• **TASK DETAILS**
Every line of the material below should be repeated exactly.
# # # #
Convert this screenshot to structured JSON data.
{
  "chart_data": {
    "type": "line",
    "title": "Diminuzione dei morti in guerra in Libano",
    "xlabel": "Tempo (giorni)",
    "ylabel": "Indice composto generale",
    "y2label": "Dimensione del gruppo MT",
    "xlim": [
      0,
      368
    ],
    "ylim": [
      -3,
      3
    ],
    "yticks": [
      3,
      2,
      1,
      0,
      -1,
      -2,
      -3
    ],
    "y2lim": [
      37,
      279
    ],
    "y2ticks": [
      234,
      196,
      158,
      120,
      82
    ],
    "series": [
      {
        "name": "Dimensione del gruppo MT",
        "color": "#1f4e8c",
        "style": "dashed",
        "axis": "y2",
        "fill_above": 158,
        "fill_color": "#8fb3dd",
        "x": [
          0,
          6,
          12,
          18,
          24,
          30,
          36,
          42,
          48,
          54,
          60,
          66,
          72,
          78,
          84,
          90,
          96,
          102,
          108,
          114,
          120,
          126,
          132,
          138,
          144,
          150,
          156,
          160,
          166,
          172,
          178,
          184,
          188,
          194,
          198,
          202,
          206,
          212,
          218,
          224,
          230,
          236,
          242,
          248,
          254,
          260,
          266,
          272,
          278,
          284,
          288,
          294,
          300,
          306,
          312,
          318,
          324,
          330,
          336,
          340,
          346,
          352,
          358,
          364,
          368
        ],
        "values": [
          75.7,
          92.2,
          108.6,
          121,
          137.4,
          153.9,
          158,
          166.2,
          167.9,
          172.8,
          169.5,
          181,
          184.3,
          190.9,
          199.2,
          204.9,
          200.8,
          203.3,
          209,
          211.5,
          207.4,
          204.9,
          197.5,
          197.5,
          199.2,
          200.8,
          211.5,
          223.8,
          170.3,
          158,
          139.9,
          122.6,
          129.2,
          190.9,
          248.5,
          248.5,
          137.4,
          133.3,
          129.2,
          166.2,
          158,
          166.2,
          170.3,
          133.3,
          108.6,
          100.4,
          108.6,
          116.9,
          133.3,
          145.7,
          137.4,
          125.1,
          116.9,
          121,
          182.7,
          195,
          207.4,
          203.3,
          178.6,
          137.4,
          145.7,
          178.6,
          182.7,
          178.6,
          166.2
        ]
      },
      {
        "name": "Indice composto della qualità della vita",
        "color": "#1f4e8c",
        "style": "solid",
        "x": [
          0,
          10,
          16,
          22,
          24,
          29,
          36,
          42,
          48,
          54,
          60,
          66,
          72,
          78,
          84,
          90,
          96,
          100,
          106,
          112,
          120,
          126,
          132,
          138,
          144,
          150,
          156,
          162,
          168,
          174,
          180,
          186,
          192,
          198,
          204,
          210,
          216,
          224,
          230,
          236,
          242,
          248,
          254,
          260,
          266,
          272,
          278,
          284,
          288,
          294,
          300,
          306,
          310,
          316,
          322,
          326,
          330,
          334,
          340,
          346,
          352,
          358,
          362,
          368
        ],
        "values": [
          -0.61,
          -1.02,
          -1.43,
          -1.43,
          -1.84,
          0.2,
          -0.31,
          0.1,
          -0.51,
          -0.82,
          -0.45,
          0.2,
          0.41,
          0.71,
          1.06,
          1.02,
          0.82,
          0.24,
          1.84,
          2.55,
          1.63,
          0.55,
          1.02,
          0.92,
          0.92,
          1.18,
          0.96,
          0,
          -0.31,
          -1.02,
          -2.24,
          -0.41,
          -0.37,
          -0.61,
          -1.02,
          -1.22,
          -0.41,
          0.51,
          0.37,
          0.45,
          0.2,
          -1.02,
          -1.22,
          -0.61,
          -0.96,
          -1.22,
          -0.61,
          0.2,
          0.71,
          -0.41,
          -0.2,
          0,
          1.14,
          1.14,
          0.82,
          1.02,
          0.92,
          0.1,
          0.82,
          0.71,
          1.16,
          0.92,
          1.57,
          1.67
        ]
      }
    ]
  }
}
# # # #
• **PROBLEM SOLUTION**
Convert this screenshot to structured JSON data.
{
  "chart_data": {
    "type": "line",
    "title": "Diminuzione dei morti in guerra in Libano",
    "xlabel": "Tempo (giorni)",
    "ylabel": "Indice composto generale",
    "y2label": "Dimensione del gruppo MT",
    "xlim": [
      0,
      368
    ],
    "ylim": [
      -3,
      3
    ],
    "yticks": [
      3,
      2,
      1,
      0,
      -1,
      -2,
      -3
    ],
    "y2lim": [
      37,
      279
    ],
    "y2ticks": [
      234,
      196,
      158,
      120,
      82
    ],
    "series": [
      {
        "name": "Dimensione del gruppo MT",
        "color": "#1f4e8c",
        "style": "dashed",
        "axis": "y2",
        "fill_above": 158,
        "fill_color": "#8fb3dd",
        "x": [
          0,
          6,
          12,
          18,
          24,
          30,
          36,
          42,
          48,
          54,
          60,
          66,
          72,
          78,
          84,
          90,
          96,
          102,
          108,
          114,
          120,
          126,
          132,
          138,
          144,
          150,
          156,
          160,
          166,
          172,
          178,
          184,
          188,
          194,
          198,
          202,
          206,
          212,
          218,
          224,
          230,
          236,
          242,
          248,
          254,
          260,
          266,
          272,
          278,
          284,
          288,
          294,
          300,
          306,
          312,
          318,
          324,
          330,
          336,
          340,
          346,
          352,
          358,
          364,
          368
        ],
        "values": [
          75.7,
          92.2,
          108.6,
          121,
          137.4,
          153.9,
          158,
          166.2,
          167.9,
          172.8,
          169.5,
          181,
          184.3,
          190.9,
          199.2,
          204.9,
          200.8,
          203.3,
          209,
          211.5,
          207.4,
          204.9,
          197.5,
          197.5,
          199.2,
          200.8,
          211.5,
          223.8,
          170.3,
          158,
          139.9,
          122.6,
          129.2,
          190.9,
          248.5,
          248.5,
          137.4,
          133.3,
          129.2,
          166.2,
          158,
          166.2,
          170.3,
          133.3,
          108.6,
          100.4,
          108.6,
          116.9,
          133.3,
          145.7,
          137.4,
          125.1,
          116.9,
          121,
          182.7,
          195,
          207.4,
          203.3,
          178.6,
          137.4,
          145.7,
          178.6,
          182.7,
          178.6,
          166.2
        ]
      },
      {
        "name": "Indice composto della qualità della vita",
        "color": "#1f4e8c",
        "style": "solid",
        "x": [
          0,
          10,
          16,
          22,
          24,
          29,
          36,
          42,
          48,
          54,
          60,
          66,
          72,
          78,
          84,
          90,
          96,
          100,
          106,
          112,
          120,
          126,
          132,
          138,
          144,
          150,
          156,
          162,
          168,
          174,
          180,
          186,
          192,
          198,
          204,
          210,
          216,
          224,
          230,
          236,
          242,
          248,
          254,
          260,
          266,
          272,
          278,
          284,
          288,
          294,
          300,
          306,
          310,
          316,
          322,
          326,
          330,
          334,
          340,
          346,
          352,
          358,
          362,
          368
        ],
        "values": [
          -0.61,
          -1.02,
          -1.43,
          -1.43,
          -1.84,
          0.2,
          -0.31,
          0.1,
          -0.51,
          -0.82,
          -0.45,
          0.2,
          0.41,
          0.71,
          1.06,
          1.02,
          0.82,
          0.24,
          1.84,
          2.55,
          1.63,
          0.55,
          1.02,
          0.92,
          0.92,
          1.18,
          0.96,
          0,
          -0.31,
          -1.02,
          -2.24,
          -0.41,
          -0.37,
          -0.61,
          -1.02,
          -1.22,
          -0.41,
          0.51,
          0.37,
          0.45,
          0.2,
          -1.02,
          -1.22,
          -0.61,
          -0.96,
          -1.22,
          -0.61,
          0.2,
          0.71,
          -0.41,
          -0.2,
          0,
          1.14,
          1.14,
          0.82,
          1.02,
          0.92,
          0.1,
          0.82,
          0.71,
          1.16,
          0.92,
          1.57,
          1.67
        ]
      }
    ]
  }
}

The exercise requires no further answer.